## DATA ROWS
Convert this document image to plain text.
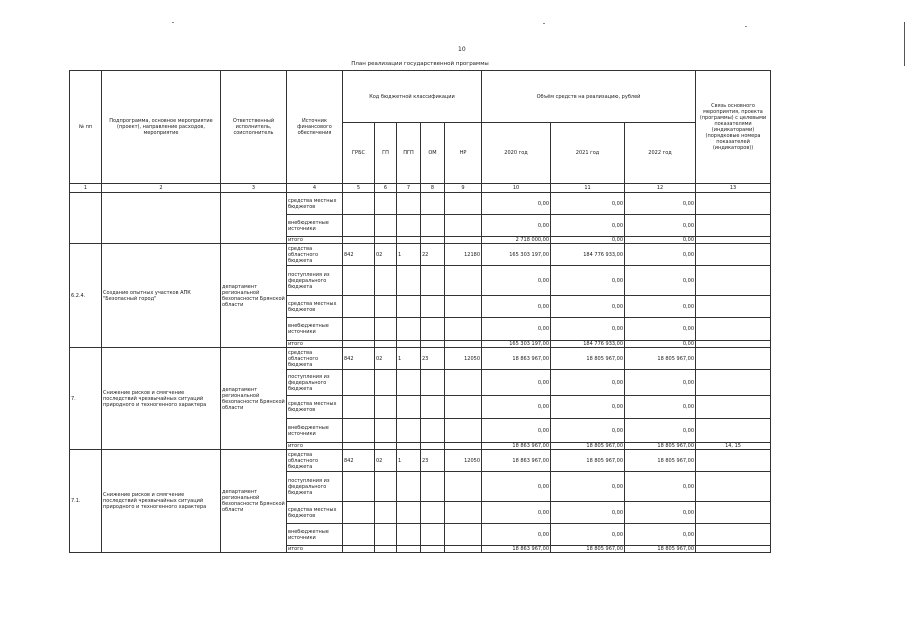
10
План реализации государственной программы
№ пп	Подпрограмма, основное мероприятие (проект), направление расходов, мероприятие	Ответственный исполнитель, соисполнитель	Источник финансового обеспечения	Код бюджетной классификации					Объём средств на реализацию, рублей			Связь основного мероприятия, проекта (программы) с целевыми показателями (индикаторами) (порядковые номера показателей (индикаторов))
				ГРБС	ГП	ПГП	ОМ	НР	2020 год	2021 год	2022 год	
1	2	3	4	5	6	7	8	9	10	11	12	13
			средства местных бюджетов						0,00	0,00	0,00	
			внебюджетные источники						0,00	0,00	0,00	
			итого						2 718 000,00	0,00	0,00	
6.2.4.	Создание опытных участков АПК "Безопасный город"	департамент региональной безопасности Брянской области	средства областного бюджета	842	02	1	22	12180	165 303 197,00	184 776 933,00	0,00	
			поступления из федерального бюджета						0,00	0,00	0,00	
			средства местных бюджетов						0,00	0,00	0,00	
			внебюджетные источники						0,00	0,00	0,00	
			итого						165 303 197,00	184 776 933,00	0,00	
7.	Снижение рисков и смягчение последствий чрезвычайных ситуаций природного и техногенного характера	департамент региональной безопасности Брянской области	средства областного бюджета	842	02	1	23	12050	18 863 967,00	18 805 967,00	18 805 967,00	
			поступления из федерального бюджета						0,00	0,00	0,00	
			средства местных бюджетов						0,00	0,00	0,00	
			внебюджетные источники						0,00	0,00	0,00	
			итого						18 863 967,00	18 805 967,00	18 805 967,00	14, 15
7.1.	Снижение рисков и смягчение последствий чрезвычайных ситуаций природного и техногенного характера	департамент региональной безопасности Брянской области	средства областного бюджета	842	02	1	23	12050	18 863 967,00	18 805 967,00	18 805 967,00	
			поступления из федерального бюджета						0,00	0,00	0,00	
			средства местных бюджетов						0,00	0,00	0,00	
			внебюджетные источники						0,00	0,00	0,00	
			итого						18 863 967,00	18 805 967,00	18 805 967,00	
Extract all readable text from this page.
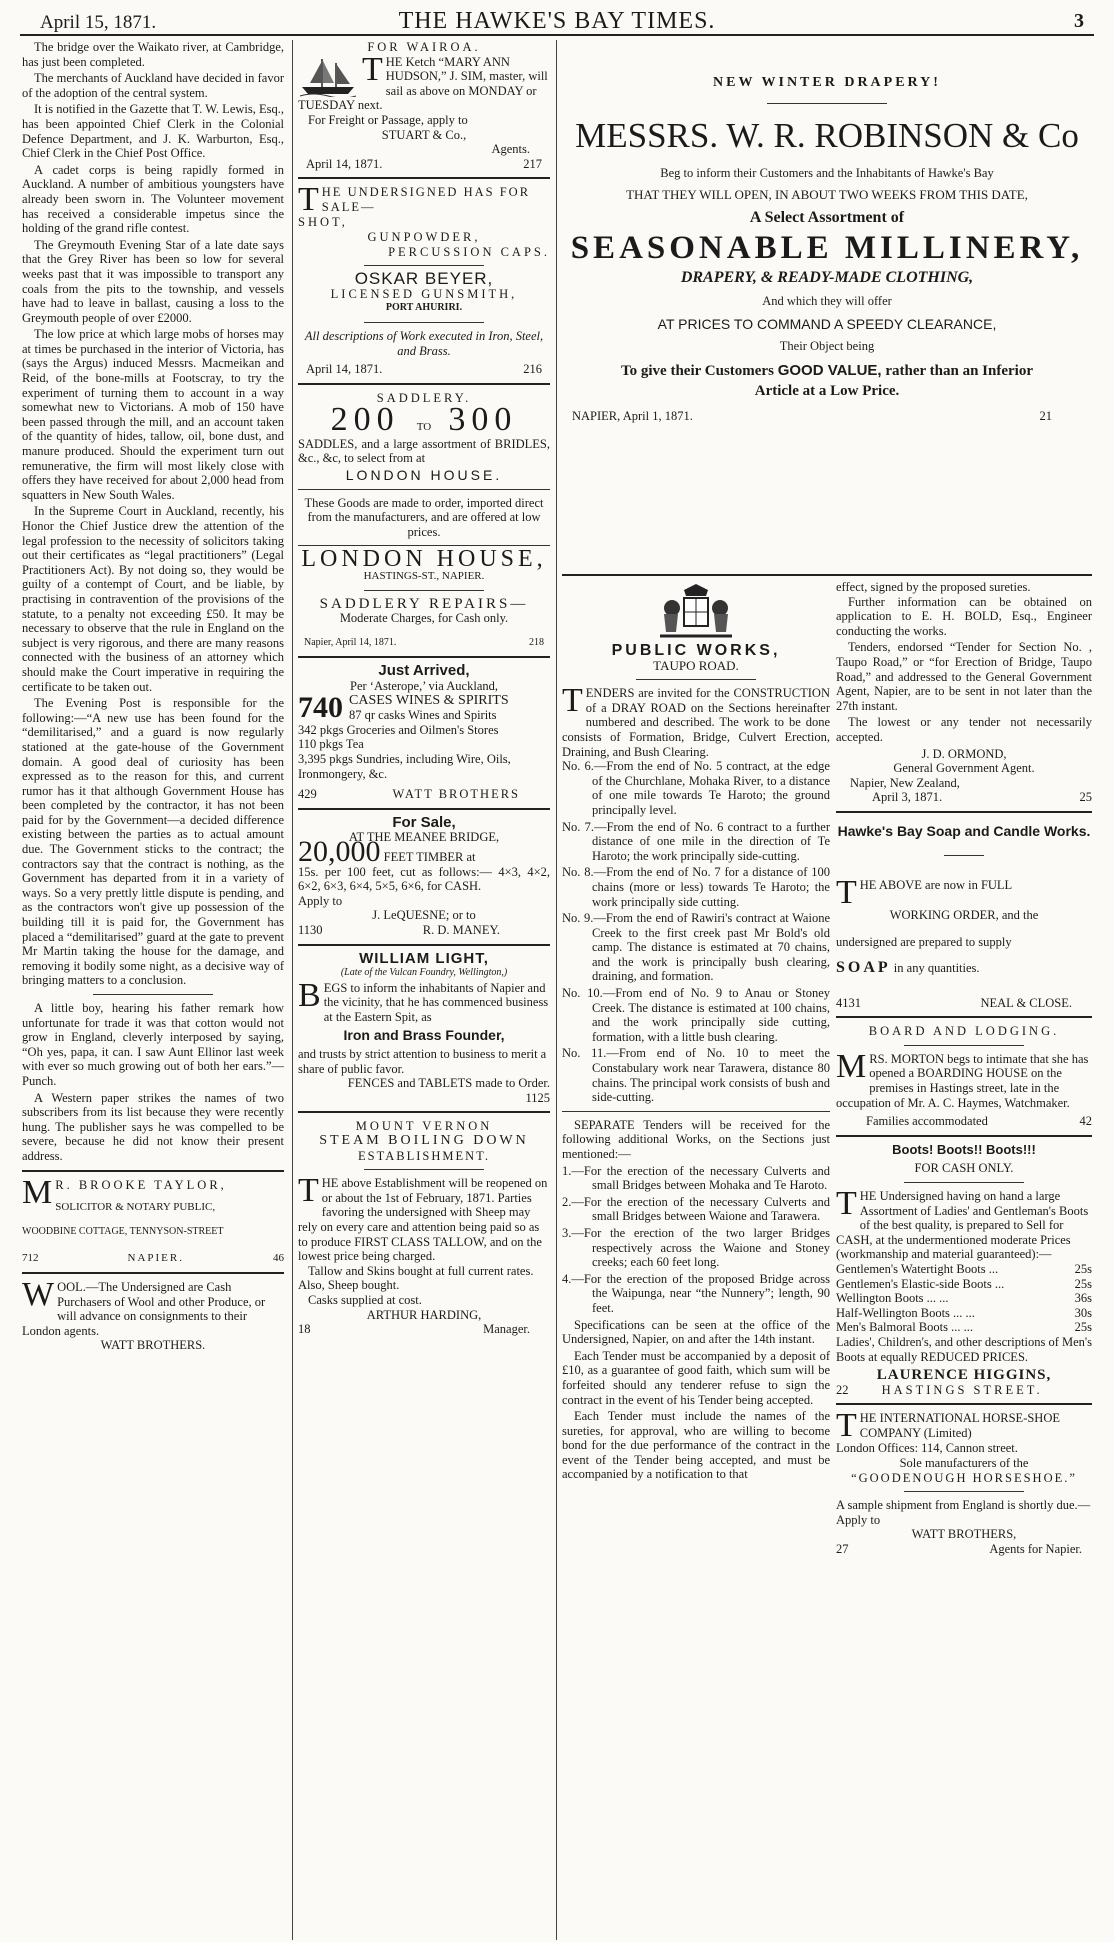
April 15, 1871.	THE HAWKE'S BAY TIMES.	3

The bridge over the Waikato river, at Cambridge, has just been completed.

The merchants of Auckland have decided in favor of the adoption of the central system.

It is notified in the Gazette that T. W. Lewis, Esq., has been appointed Chief Clerk in the Colonial Defence Department, and J. K. Warburton, Esq., Chief Clerk in the Chief Post Office.

A cadet corps is being rapidly formed in Auckland. A number of ambitious youngsters have already been sworn in. The Volunteer movement has received a considerable impetus since the holding of the grand rifle contest.

The Greymouth Evening Star of a late date says that the Grey River has been so low for several weeks past that it was impossible to transport any coals from the pits to the township, and vessels have had to leave in ballast, causing a loss to the Greymouth people of over £2000.

The low price at which large mobs of horses may at times be purchased in the interior of Victoria, has (says the Argus) induced Messrs. Macmeikan and Reid, of the bone-mills at Footscray, to try the experiment of turning them to account in a way somewhat new to Victorians. A mob of 150 have been passed through the mill, and an account taken of the quantity of hides, tallow, oil, bone dust, and manure produced. Should the experiment turn out remunerative, the firm will most likely close with offers they have received for about 2,000 head from squatters in New South Wales.

In the Supreme Court in Auckland, recently, his Honor the Chief Justice drew the attention of the legal profession to the necessity of solicitors taking out their certificates as “legal practitioners” (Legal Practitioners Act). By not doing so, they would be guilty of a contempt of Court, and be liable, by practising in contravention of the provisions of the statute, to a penalty not exceeding £50. It may be necessary to observe that the rule in England on the subject is very rigorous, and there are many reasons connected with the business of an attorney which should make the Court imperative in requiring the certificate to be taken out.

The Evening Post is responsible for the following:—“A new use has been found for the “demilitarised,” and a guard is now regularly stationed at the gate-house of the Government domain. A good deal of curiosity has been expressed as to the reason for this, and current rumor has it that although Government House has been completed by the contractor, it has not been paid for by the Government—a decided difference existing between the parties as to actual amount due. The Government sticks to the contract; the contractors say that the contract is nothing, as the Government has departed from it in a variety of ways. So a very prettly little dispute is pending, and as the contractors won't give up possession of the building till it is paid for, the Government has placed a “demilitarised” guard at the gate to prevent Mr Martin taking the house for the damage, and removing it bodily some night, as a decisive way of bringing matters to a conclusion.

A little boy, hearing his father remark how unfortunate for trade it was that cotton would not grow in England, cleverly interposed by saying, “Oh yes, papa, it can. I saw Aunt Ellinor last week with ever so much growing out of both her ears.”—Punch.

A Western paper strikes the names of two subscribers from its list because they were recently hung. The publisher says he was compelled to be severe, because he did not know their present address.

M R. BROOKE TAYLOR,
SOLICITOR & NOTARY PUBLIC,
WOODBINE COTTAGE, TENNYSON-STREET
712	NAPIER.	46
W OOL.—The Undersigned are Cash Purchasers of Wool and other Produce, or will advance on consignments to their London agents.
WATT BROTHERS.
FOR WAIROA.
T HE Ketch “MARY ANN HUDSON,” J. SIM, master, will sail as above on MONDAY or TUESDAY next.
For Freight or Passage, apply to
STUART & Co.,
Agents.
April 14, 1871.	217
T HE UNDERSIGNED HAS FOR SALE—
SHOT,
GUNPOWDER,
PERCUSSION CAPS.
OSKAR BEYER,
LICENSED GUNSMITH,
PORT AHURIRI.
All descriptions of Work executed in Iron, Steel, and Brass.
April 14, 1871.	216
SADDLERY.
200 TO 300
SADDLES, and a large assortment of BRIDLES, &c., &c, to select from at
LONDON HOUSE.
These Goods are made to order, imported direct from the manufacturers, and are offered at low prices.
LONDON HOUSE,
HASTINGS-ST., NAPIER.
SADDLERY REPAIRS—
Moderate Charges, for Cash only.
Napier, April 14, 1871.	218
Just Arrived,
Per ‘Asterope,’ via Auckland,
740 CASES WINES & SPIRITS
87 qr casks Wines and Spirits
342 pkgs Groceries and Oilmen's Stores
110 pkgs Tea
3,395 pkgs Sundries, including Wire, Oils, Ironmongery, &c.
429	WATT BROTHERS
For Sale,
AT THE MEANEE BRIDGE,
20,000 FEET TIMBER at
15s. per 100 feet, cut as follows:— 4×3, 4×2, 6×2, 6×3, 6×4, 5×5, 6×6, for CASH.
Apply to
J. LeQUESNE; or to
1130	R. D. MANEY.
WILLIAM LIGHT,
(Late of the Vulcan Foundry, Wellington,)
B EGS to inform the inhabitants of Napier and the vicinity, that he has commenced business at the Eastern Spit, as
Iron and Brass Founder,
and trusts by strict attention to business to merit a share of public favor.
FENCES and TABLETS made to Order.
1125
MOUNT VERNON
STEAM BOILING DOWN
ESTABLISHMENT.
T HE above Establishment will be reopened on or about the 1st of February, 1871. Parties favoring the undersigned with Sheep may rely on every care and attention being paid so as to produce FIRST CLASS TALLOW, and on the lowest price being charged.
Tallow and Skins bought at full current rates. Also, Sheep bought.
Casks supplied at cost.
ARTHUR HARDING,
18	Manager.
NEW WINTER DRAPERY!
MESSRS. W. R. ROBINSON & Co
Beg to inform their Customers and the Inhabitants of Hawke's Bay
THAT THEY WILL OPEN, IN ABOUT TWO WEEKS FROM THIS DATE,
A Select Assortment of
SEASONABLE MILLINERY,
DRAPERY, & READY-MADE CLOTHING,
And which they will offer
AT PRICES TO COMMAND A SPEEDY CLEARANCE,
Their Object being
To give their Customers GOOD VALUE, rather than an Inferior
Article at a Low Price.
NAPIER, April 1, 1871.	21
PUBLIC WORKS,
TAUPO ROAD.
T ENDERS are invited for the CONSTRUCTION of a DRAY ROAD on the Sections hereinafter numbered and described. The work to be done consists of Formation, Bridge, Culvert Erection, Draining, and Bush Clearing.
No. 6.—From the end of No. 5 contract, at the edge of the Churchlane, Mohaka River, to a distance of one mile towards Te Haroto; the ground principally level.
No. 7.—From the end of No. 6 contract to a further distance of one mile in the direction of Te Haroto; the work principally side-cutting.
No. 8.—From the end of No. 7 for a distance of 100 chains (more or less) towards Te Haroto; the work principally side cutting.
No. 9.—From the end of Rawiri's contract at Waione Creek to the first creek past Mr Bold's old camp. The distance is estimated at 70 chains, and the work is principally bush clearing, draining, and formation.
No. 10.—From end of No. 9 to Anau or Stoney Creek. The distance is estimated at 100 chains, and the work principally side cutting, formation, with a little bush clearing.
No. 11.—From end of No. 10 to meet the Constabulary work near Tarawera, distance 80 chains. The principal work consists of bush and side-cutting.

SEPARATE Tenders will be received for the following additional Works, on the Sections just mentioned:—

1.—For the erection of the necessary Culverts and small Bridges between Mohaka and Te Haroto.
2.—For the erection of the necessary Culverts and small Bridges between Waione and Tarawera.
3.—For the erection of the two larger Bridges respectively across the Waione and Stoney creeks; each 60 feet long.
4.—For the erection of the proposed Bridge across the Waipunga, near “the Nunnery”; length, 90 feet.

Specifications can be seen at the office of the Undersigned, Napier, on and after the 14th instant.

Each Tender must be accompanied by a deposit of £10, as a guarantee of good faith, which sum will be forfeited should any tenderer refuse to sign the contract in the event of his Tender being accepted.

Each Tender must include the names of the sureties, for approval, who are willing to become bond for the due performance of the contract in the event of the Tender being accepted, and must be accompanied by a notification to that

effect, signed by the proposed sureties.

Further information can be obtained on application to E. H. BOLD, Esq., Engineer conducting the works.

Tenders, endorsed “Tender for Section No. , Taupo Road,” or “for Erection of Bridge, Taupo Road,” and addressed to the General Government Agent, Napier, are to be sent in not later than the 27th instant.

The lowest or any tender not necessarily accepted.

J. D. ORMOND,
General Government Agent.
Napier, New Zealand,
April 3, 1871.	25
Hawke's Bay Soap and Candle Works.
T HE ABOVE are now in FULL
WORKING ORDER, and the
undersigned are prepared to supply
SOAP in any quantities.
4131	NEAL & CLOSE.
BOARD AND LODGING.
M RS. MORTON begs to intimate that she has opened a BOARDING HOUSE on the premises in Hastings street, late in the occupation of Mr. A. C. Haymes, Watchmaker.
Families accommodated	42
Boots! Boots!! Boots!!!
FOR CASH ONLY.
T HE Undersigned having on hand a large Assortment of Ladies' and Gentleman's Boots of the best quality, is prepared to Sell for CASH, at the undermentioned moderate Prices (workmanship and material guaranteed):—
Gentlemen's Watertight Boots ...	25s
Gentlemen's Elastic-side Boots ...	25s
Wellington Boots ... ...	36s
Half-Wellington Boots ... ...	30s
Men's Balmoral Boots ... ...	25s
Ladies', Children's, and other descriptions of Men's Boots at equally REDUCED PRICES.
LAURENCE HIGGINS,
22	HASTINGS STREET.
T HE INTERNATIONAL HORSE-SHOE COMPANY (Limited)
London Offices: 114, Cannon street.
Sole manufacturers of the
“GOODENOUGH HORSESHOE.”
A sample shipment from England is shortly due.—Apply to
WATT BROTHERS,
27	Agents for Napier.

## WHAT IS EXPECTED
Copy every line that includes the string "Tarawera" from the material above.

## RESULT OF THE TASK
No. 11.—From end of No. 10 to meet the Constabulary work near Tarawera, distance 80 chains. The principal work consists of bush and side-cutting.
2.—For the erection of the necessary Culverts and small Bridges between Waione and Tarawera.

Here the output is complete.